──────── Data rows

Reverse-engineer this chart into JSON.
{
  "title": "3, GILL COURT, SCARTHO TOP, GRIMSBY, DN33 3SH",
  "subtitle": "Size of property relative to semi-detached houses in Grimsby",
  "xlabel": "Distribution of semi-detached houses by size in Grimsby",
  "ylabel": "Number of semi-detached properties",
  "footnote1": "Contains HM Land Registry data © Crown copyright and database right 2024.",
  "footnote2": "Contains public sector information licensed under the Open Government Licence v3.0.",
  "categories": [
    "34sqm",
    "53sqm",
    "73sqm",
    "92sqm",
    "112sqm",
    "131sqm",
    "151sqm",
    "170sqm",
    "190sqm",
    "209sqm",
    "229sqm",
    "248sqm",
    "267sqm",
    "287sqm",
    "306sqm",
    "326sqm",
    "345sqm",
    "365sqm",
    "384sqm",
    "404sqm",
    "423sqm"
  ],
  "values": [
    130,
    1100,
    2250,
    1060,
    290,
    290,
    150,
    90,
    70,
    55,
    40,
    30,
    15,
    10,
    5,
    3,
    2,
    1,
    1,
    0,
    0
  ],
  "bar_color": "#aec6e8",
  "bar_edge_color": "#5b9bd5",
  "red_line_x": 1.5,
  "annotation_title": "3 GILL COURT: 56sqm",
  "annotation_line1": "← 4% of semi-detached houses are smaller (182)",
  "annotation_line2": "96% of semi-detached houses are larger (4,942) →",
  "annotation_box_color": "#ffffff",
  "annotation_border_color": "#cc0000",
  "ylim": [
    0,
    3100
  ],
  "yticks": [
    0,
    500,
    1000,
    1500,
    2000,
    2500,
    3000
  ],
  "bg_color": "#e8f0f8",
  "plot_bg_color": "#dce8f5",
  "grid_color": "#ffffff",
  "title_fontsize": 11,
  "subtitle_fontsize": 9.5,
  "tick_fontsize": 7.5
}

────────────────

§ **The exercise**:
Identify the lines that contain the string "detached", and copy every one of them.

§ **Solution**:
  "subtitle": "Size of property relative to semi-detached houses in Grimsby",
  "xlabel": "Distribution of semi-detached houses by size in Grimsby",
  "ylabel": "Number of semi-detached properties",
  "annotation_line1": "← 4% of semi-detached houses are smaller (182)",
  "annotation_line2": "96% of semi-detached houses are larger (4,942) →",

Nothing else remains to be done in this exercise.